*Exercise*.
Every record must be repeated exactly; omit any pictures they contain.

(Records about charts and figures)
========================================================================
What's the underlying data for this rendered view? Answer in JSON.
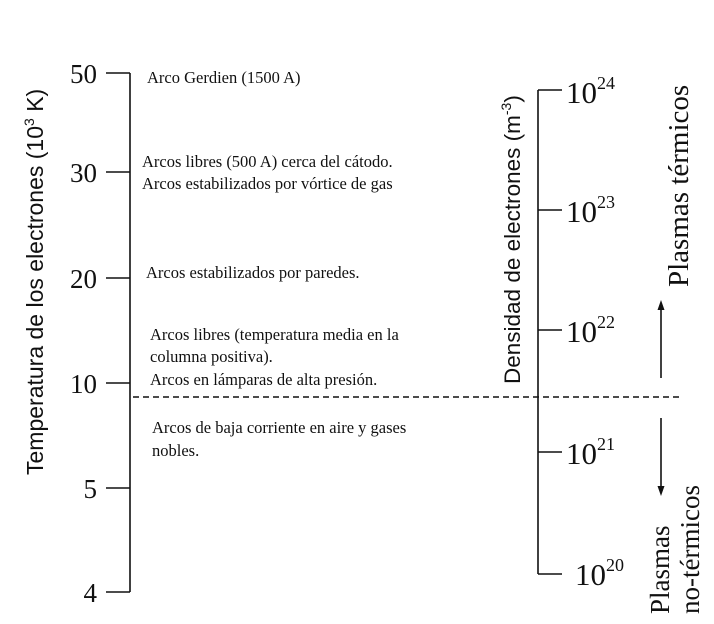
{
  "left_axis": {
    "title": "Temperatura de los electrones (10",
    "title_exp": "3",
    "title_unit": " K)",
    "ticks": [
      "50",
      "30",
      "20",
      "10",
      "5",
      "4"
    ]
  },
  "right_axis": {
    "title": "Densidad de electrones (m",
    "title_exp": "-3",
    "title_close": ")",
    "ticks": [
      {
        "base": "10",
        "exp": "24"
      },
      {
        "base": "10",
        "exp": "23"
      },
      {
        "base": "10",
        "exp": "22"
      },
      {
        "base": "10",
        "exp": "21"
      },
      {
        "base": "10",
        "exp": "20"
      }
    ]
  },
  "annotations": {
    "gerdien": "Arco Gerdien (1500 A)",
    "libres_catodo": "Arcos libres (500 A) cerca del cátodo.",
    "vortice": "Arcos estabilizados por vórtice de gas",
    "paredes": "Arcos estabilizados por paredes.",
    "libres_media_1": "Arcos libres (temperatura media en la",
    "libres_media_2": "columna positiva).",
    "lamparas": "Arcos en lámparas de alta presión.",
    "baja_1": "Arcos de baja corriente en aire y gases",
    "baja_2": "nobles."
  },
  "regions": {
    "thermal": "Plasmas térmicos",
    "nonthermal_1": "Plasmas",
    "nonthermal_2": "no-térmicos"
  }
}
========================================================================
*Problem solution*.
What's the underlying data for this rendered view? Answer in JSON.
{
  "left_axis": {
    "title": "Temperatura de los electrones (10",
    "title_exp": "3",
    "title_unit": " K)",
    "ticks": [
      "50",
      "30",
      "20",
      "10",
      "5",
      "4"
    ]
  },
  "right_axis": {
    "title": "Densidad de electrones (m",
    "title_exp": "-3",
    "title_close": ")",
    "ticks": [
      {
        "base": "10",
        "exp": "24"
      },
      {
        "base": "10",
        "exp": "23"
      },
      {
        "base": "10",
        "exp": "22"
      },
      {
        "base": "10",
        "exp": "21"
      },
      {
        "base": "10",
        "exp": "20"
      }
    ]
  },
  "annotations": {
    "gerdien": "Arco Gerdien (1500 A)",
    "libres_catodo": "Arcos libres (500 A) cerca del cátodo.",
    "vortice": "Arcos estabilizados por vórtice de gas",
    "paredes": "Arcos estabilizados por paredes.",
    "libres_media_1": "Arcos libres (temperatura media en la",
    "libres_media_2": "columna positiva).",
    "lamparas": "Arcos en lámparas de alta presión.",
    "baja_1": "Arcos de baja corriente en aire y gases",
    "baja_2": "nobles."
  },
  "regions": {
    "thermal": "Plasmas térmicos",
    "nonthermal_1": "Plasmas",
    "nonthermal_2": "no-térmicos"
  }
}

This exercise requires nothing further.